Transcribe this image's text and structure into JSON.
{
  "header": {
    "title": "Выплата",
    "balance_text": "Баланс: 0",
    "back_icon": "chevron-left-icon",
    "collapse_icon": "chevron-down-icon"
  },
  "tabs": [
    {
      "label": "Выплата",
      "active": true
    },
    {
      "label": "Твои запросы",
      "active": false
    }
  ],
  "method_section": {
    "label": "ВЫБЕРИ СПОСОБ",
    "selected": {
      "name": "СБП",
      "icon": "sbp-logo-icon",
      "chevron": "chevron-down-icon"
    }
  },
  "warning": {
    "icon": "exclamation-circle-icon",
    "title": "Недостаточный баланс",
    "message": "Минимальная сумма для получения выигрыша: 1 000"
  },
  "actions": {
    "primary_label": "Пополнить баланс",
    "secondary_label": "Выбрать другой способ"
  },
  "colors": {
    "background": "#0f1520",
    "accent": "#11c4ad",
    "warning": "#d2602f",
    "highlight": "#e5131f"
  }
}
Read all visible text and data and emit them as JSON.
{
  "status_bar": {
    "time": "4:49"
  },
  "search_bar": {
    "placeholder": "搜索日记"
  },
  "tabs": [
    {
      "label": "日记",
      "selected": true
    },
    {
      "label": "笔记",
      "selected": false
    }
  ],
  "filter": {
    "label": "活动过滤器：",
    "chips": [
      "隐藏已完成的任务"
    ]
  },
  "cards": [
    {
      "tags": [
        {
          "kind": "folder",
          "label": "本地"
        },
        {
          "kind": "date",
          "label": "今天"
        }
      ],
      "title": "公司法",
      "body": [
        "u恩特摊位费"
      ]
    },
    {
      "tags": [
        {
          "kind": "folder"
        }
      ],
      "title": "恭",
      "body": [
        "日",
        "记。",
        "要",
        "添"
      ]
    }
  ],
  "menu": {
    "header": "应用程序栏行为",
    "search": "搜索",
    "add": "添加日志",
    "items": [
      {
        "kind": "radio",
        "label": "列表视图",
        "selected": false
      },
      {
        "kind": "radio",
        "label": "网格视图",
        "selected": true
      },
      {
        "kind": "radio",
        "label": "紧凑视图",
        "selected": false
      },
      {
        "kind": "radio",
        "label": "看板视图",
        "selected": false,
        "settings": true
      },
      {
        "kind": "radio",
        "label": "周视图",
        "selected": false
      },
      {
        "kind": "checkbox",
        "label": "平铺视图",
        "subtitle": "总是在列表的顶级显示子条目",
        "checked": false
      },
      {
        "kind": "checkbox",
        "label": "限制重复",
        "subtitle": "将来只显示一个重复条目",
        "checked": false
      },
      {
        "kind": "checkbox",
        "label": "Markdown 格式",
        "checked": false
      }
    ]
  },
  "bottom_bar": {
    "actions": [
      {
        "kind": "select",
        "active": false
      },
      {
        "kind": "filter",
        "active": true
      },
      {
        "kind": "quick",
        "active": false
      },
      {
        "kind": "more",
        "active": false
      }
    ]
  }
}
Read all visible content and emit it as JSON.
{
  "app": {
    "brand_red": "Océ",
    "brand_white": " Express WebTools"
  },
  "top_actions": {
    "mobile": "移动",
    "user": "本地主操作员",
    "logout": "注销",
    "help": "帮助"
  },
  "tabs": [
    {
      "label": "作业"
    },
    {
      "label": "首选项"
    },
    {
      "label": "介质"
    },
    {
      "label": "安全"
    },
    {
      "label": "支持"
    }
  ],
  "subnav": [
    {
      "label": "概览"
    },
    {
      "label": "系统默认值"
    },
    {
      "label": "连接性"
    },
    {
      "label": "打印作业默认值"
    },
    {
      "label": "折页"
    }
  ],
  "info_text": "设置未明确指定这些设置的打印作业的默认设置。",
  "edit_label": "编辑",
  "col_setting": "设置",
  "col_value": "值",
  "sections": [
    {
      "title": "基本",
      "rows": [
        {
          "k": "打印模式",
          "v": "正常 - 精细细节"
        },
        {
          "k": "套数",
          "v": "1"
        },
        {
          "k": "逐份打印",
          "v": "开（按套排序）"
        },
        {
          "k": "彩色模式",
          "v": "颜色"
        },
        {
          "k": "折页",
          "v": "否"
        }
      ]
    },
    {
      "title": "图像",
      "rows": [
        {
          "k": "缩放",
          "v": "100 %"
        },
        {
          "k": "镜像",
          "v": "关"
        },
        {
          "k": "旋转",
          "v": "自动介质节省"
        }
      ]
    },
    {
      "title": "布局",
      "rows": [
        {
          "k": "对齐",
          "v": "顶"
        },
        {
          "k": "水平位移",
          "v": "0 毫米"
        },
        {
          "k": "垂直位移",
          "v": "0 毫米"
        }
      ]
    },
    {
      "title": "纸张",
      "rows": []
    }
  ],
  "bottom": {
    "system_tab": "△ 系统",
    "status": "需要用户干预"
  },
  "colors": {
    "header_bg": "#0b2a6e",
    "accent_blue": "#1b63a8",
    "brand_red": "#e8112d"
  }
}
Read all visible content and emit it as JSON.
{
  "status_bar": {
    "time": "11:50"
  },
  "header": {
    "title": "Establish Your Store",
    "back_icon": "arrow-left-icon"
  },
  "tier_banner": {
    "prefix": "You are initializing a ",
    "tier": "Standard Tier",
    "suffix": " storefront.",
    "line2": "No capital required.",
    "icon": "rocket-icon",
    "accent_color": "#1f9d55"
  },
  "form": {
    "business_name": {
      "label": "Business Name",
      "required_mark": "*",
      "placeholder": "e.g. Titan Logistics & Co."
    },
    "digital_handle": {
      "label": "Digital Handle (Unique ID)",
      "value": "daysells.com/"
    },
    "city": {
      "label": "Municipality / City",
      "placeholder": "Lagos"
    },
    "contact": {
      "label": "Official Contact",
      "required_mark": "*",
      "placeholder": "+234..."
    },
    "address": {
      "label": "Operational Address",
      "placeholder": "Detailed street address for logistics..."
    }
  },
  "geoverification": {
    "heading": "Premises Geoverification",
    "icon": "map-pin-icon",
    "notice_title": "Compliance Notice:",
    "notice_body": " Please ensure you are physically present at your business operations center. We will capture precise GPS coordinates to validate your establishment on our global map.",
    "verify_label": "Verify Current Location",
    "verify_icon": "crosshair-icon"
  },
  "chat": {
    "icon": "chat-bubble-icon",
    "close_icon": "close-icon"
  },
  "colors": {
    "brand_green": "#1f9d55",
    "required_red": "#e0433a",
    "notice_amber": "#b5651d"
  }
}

-=-=-

## The task
Transcribe the whole listing exactly.

## Solution for this task
Transcribe this image's text and structure into JSON.
{
  "header": {
    "title": "Выплата",
    "balance_text": "Баланс: 0",
    "back_icon": "chevron-left-icon",
    "collapse_icon": "chevron-down-icon"
  },
  "tabs": [
    {
      "label": "Выплата",
      "active": true
    },
    {
      "label": "Твои запросы",
      "active": false
    }
  ],
  "method_section": {
    "label": "ВЫБЕРИ СПОСОБ",
    "selected": {
      "name": "СБП",
      "icon": "sbp-logo-icon",
      "chevron": "chevron-down-icon"
    }
  },
  "warning": {
    "icon": "exclamation-circle-icon",
    "title": "Недостаточный баланс",
    "message": "Минимальная сумма для получения выигрыша: 1 000"
  },
  "actions": {
    "primary_label": "Пополнить баланс",
    "secondary_label": "Выбрать другой способ"
  },
  "colors": {
    "background": "#0f1520",
    "accent": "#11c4ad",
    "warning": "#d2602f",
    "highlight": "#e5131f"
  }
}
Read all visible text and data and emit them as JSON.
{
  "status_bar": {
    "time": "4:49"
  },
  "search_bar": {
    "placeholder": "搜索日记"
  },
  "tabs": [
    {
      "label": "日记",
      "selected": true
    },
    {
      "label": "笔记",
      "selected": false
    }
  ],
  "filter": {
    "label": "活动过滤器：",
    "chips": [
      "隐藏已完成的任务"
    ]
  },
  "cards": [
    {
      "tags": [
        {
          "kind": "folder",
          "label": "本地"
        },
        {
          "kind": "date",
          "label": "今天"
        }
      ],
      "title": "公司法",
      "body": [
        "u恩特摊位费"
      ]
    },
    {
      "tags": [
        {
          "kind": "folder"
        }
      ],
      "title": "恭",
      "body": [
        "日",
        "记。",
        "要",
        "添"
      ]
    }
  ],
  "menu": {
    "header": "应用程序栏行为",
    "search": "搜索",
    "add": "添加日志",
    "items": [
      {
        "kind": "radio",
        "label": "列表视图",
        "selected": false
      },
      {
        "kind": "radio",
        "label": "网格视图",
        "selected": true
      },
      {
        "kind": "radio",
        "label": "紧凑视图",
        "selected": false
      },
      {
        "kind": "radio",
        "label": "看板视图",
        "selected": false,
        "settings": true
      },
      {
        "kind": "radio",
        "label": "周视图",
        "selected": false
      },
      {
        "kind": "checkbox",
        "label": "平铺视图",
        "subtitle": "总是在列表的顶级显示子条目",
        "checked": false
      },
      {
        "kind": "checkbox",
        "label": "限制重复",
        "subtitle": "将来只显示一个重复条目",
        "checked": false
      },
      {
        "kind": "checkbox",
        "label": "Markdown 格式",
        "checked": false
      }
    ]
  },
  "bottom_bar": {
    "actions": [
      {
        "kind": "select",
        "active": false
      },
      {
        "kind": "filter",
        "active": true
      },
      {
        "kind": "quick",
        "active": false
      },
      {
        "kind": "more",
        "active": false
      }
    ]
  }
}
Read all visible content and emit it as JSON.
{
  "app": {
    "brand_red": "Océ",
    "brand_white": " Express WebTools"
  },
  "top_actions": {
    "mobile": "移动",
    "user": "本地主操作员",
    "logout": "注销",
    "help": "帮助"
  },
  "tabs": [
    {
      "label": "作业"
    },
    {
      "label": "首选项"
    },
    {
      "label": "介质"
    },
    {
      "label": "安全"
    },
    {
      "label": "支持"
    }
  ],
  "subnav": [
    {
      "label": "概览"
    },
    {
      "label": "系统默认值"
    },
    {
      "label": "连接性"
    },
    {
      "label": "打印作业默认值"
    },
    {
      "label": "折页"
    }
  ],
  "info_text": "设置未明确指定这些设置的打印作业的默认设置。",
  "edit_label": "编辑",
  "col_setting": "设置",
  "col_value": "值",
  "sections": [
    {
      "title": "基本",
      "rows": [
        {
          "k": "打印模式",
          "v": "正常 - 精细细节"
        },
        {
          "k": "套数",
          "v": "1"
        },
        {
          "k": "逐份打印",
          "v": "开（按套排序）"
        },
        {
          "k": "彩色模式",
          "v": "颜色"
        },
        {
          "k": "折页",
          "v": "否"
        }
      ]
    },
    {
      "title": "图像",
      "rows": [
        {
          "k": "缩放",
          "v": "100 %"
        },
        {
          "k": "镜像",
          "v": "关"
        },
        {
          "k": "旋转",
          "v": "自动介质节省"
        }
      ]
    },
    {
      "title": "布局",
      "rows": [
        {
          "k": "对齐",
          "v": "顶"
        },
        {
          "k": "水平位移",
          "v": "0 毫米"
        },
        {
          "k": "垂直位移",
          "v": "0 毫米"
        }
      ]
    },
    {
      "title": "纸张",
      "rows": []
    }
  ],
  "bottom": {
    "system_tab": "△ 系统",
    "status": "需要用户干预"
  },
  "colors": {
    "header_bg": "#0b2a6e",
    "accent_blue": "#1b63a8",
    "brand_red": "#e8112d"
  }
}
Read all visible content and emit it as JSON.
{
  "status_bar": {
    "time": "11:50"
  },
  "header": {
    "title": "Establish Your Store",
    "back_icon": "arrow-left-icon"
  },
  "tier_banner": {
    "prefix": "You are initializing a ",
    "tier": "Standard Tier",
    "suffix": " storefront.",
    "line2": "No capital required.",
    "icon": "rocket-icon",
    "accent_color": "#1f9d55"
  },
  "form": {
    "business_name": {
      "label": "Business Name",
      "required_mark": "*",
      "placeholder": "e.g. Titan Logistics & Co."
    },
    "digital_handle": {
      "label": "Digital Handle (Unique ID)",
      "value": "daysells.com/"
    },
    "city": {
      "label": "Municipality / City",
      "placeholder": "Lagos"
    },
    "contact": {
      "label": "Official Contact",
      "required_mark": "*",
      "placeholder": "+234..."
    },
    "address": {
      "label": "Operational Address",
      "placeholder": "Detailed street address for logistics..."
    }
  },
  "geoverification": {
    "heading": "Premises Geoverification",
    "icon": "map-pin-icon",
    "notice_title": "Compliance Notice:",
    "notice_body": " Please ensure you are physically present at your business operations center. We will capture precise GPS coordinates to validate your establishment on our global map.",
    "verify_label": "Verify Current Location",
    "verify_icon": "crosshair-icon"
  },
  "chat": {
    "icon": "chat-bubble-icon",
    "close_icon": "close-icon"
  },
  "colors": {
    "brand_green": "#1f9d55",
    "required_red": "#e0433a",
    "notice_amber": "#b5651d"
  }
}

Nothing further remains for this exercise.